=== What you need to do ===
Output the entries word for word. Omit images.
#### Material to process
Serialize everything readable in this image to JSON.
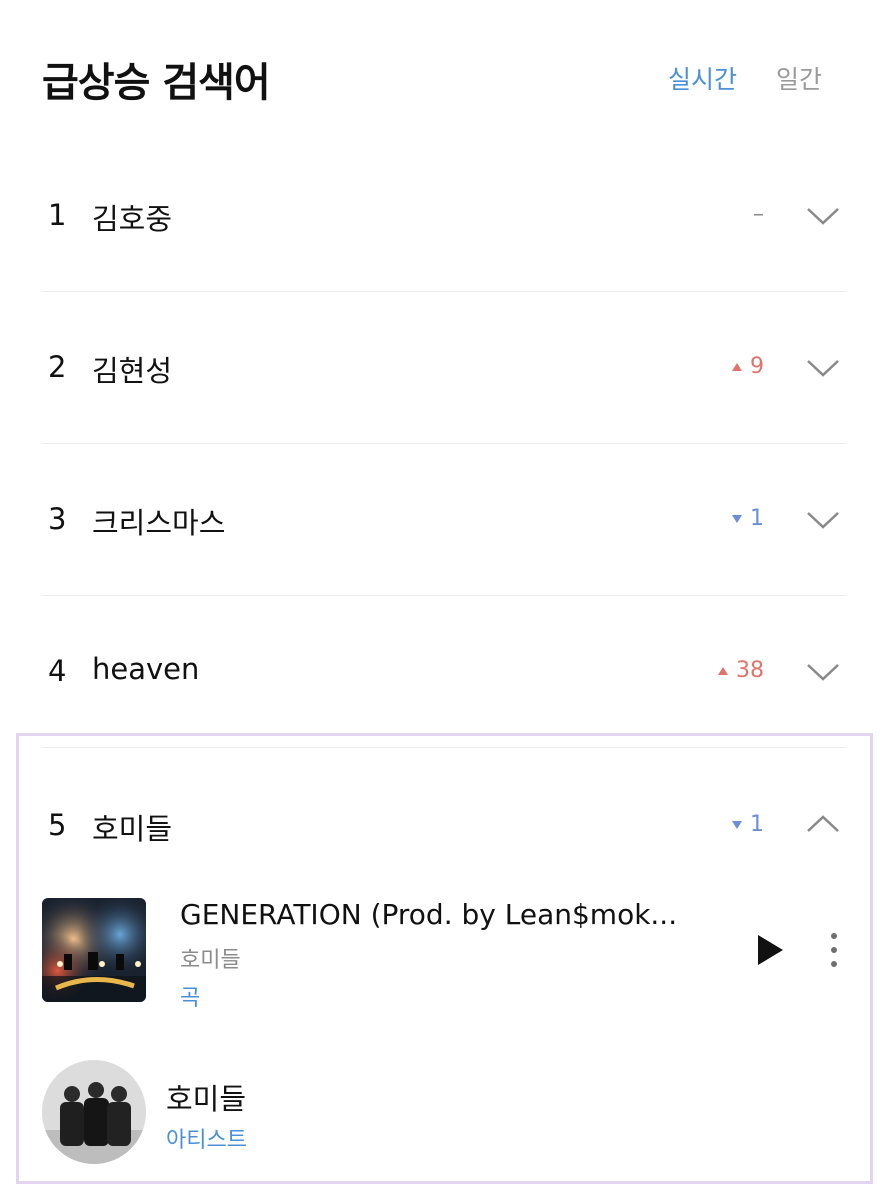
{
  "header": {
    "title": "급상승 검색어",
    "tabs": [
      {
        "label": "실시간",
        "active": true
      },
      {
        "label": "일간",
        "active": false
      }
    ]
  },
  "rankings": [
    {
      "rank": "1",
      "keyword": "김호중",
      "change": "–",
      "direction": "same",
      "expanded": false
    },
    {
      "rank": "2",
      "keyword": "김현성",
      "change": "9",
      "direction": "up",
      "expanded": false
    },
    {
      "rank": "3",
      "keyword": "크리스마스",
      "change": "1",
      "direction": "down",
      "expanded": false
    },
    {
      "rank": "4",
      "keyword": "heaven",
      "change": "38",
      "direction": "up",
      "expanded": false
    },
    {
      "rank": "5",
      "keyword": "호미들",
      "change": "1",
      "direction": "down",
      "expanded": true
    }
  ],
  "expanded": {
    "song": {
      "title": "GENERATION (Prod. by Lean$mok...",
      "artist": "호미들",
      "type": "곡"
    },
    "artist": {
      "name": "호미들",
      "type": "아티스트"
    }
  },
  "colors": {
    "accent": "#4a90d9",
    "up": "#e0736a",
    "down": "#6b8fd6",
    "highlight_border": "#e3d4f2"
  }
}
########
=== Reply ===
Serialize everything readable in this image to JSON.
{
  "header": {
    "title": "급상승 검색어",
    "tabs": [
      {
        "label": "실시간",
        "active": true
      },
      {
        "label": "일간",
        "active": false
      }
    ]
  },
  "rankings": [
    {
      "rank": "1",
      "keyword": "김호중",
      "change": "–",
      "direction": "same",
      "expanded": false
    },
    {
      "rank": "2",
      "keyword": "김현성",
      "change": "9",
      "direction": "up",
      "expanded": false
    },
    {
      "rank": "3",
      "keyword": "크리스마스",
      "change": "1",
      "direction": "down",
      "expanded": false
    },
    {
      "rank": "4",
      "keyword": "heaven",
      "change": "38",
      "direction": "up",
      "expanded": false
    },
    {
      "rank": "5",
      "keyword": "호미들",
      "change": "1",
      "direction": "down",
      "expanded": true
    }
  ],
  "expanded": {
    "song": {
      "title": "GENERATION (Prod. by Lean$mok...",
      "artist": "호미들",
      "type": "곡"
    },
    "artist": {
      "name": "호미들",
      "type": "아티스트"
    }
  },
  "colors": {
    "accent": "#4a90d9",
    "up": "#e0736a",
    "down": "#6b8fd6",
    "highlight_border": "#e3d4f2"
  }
}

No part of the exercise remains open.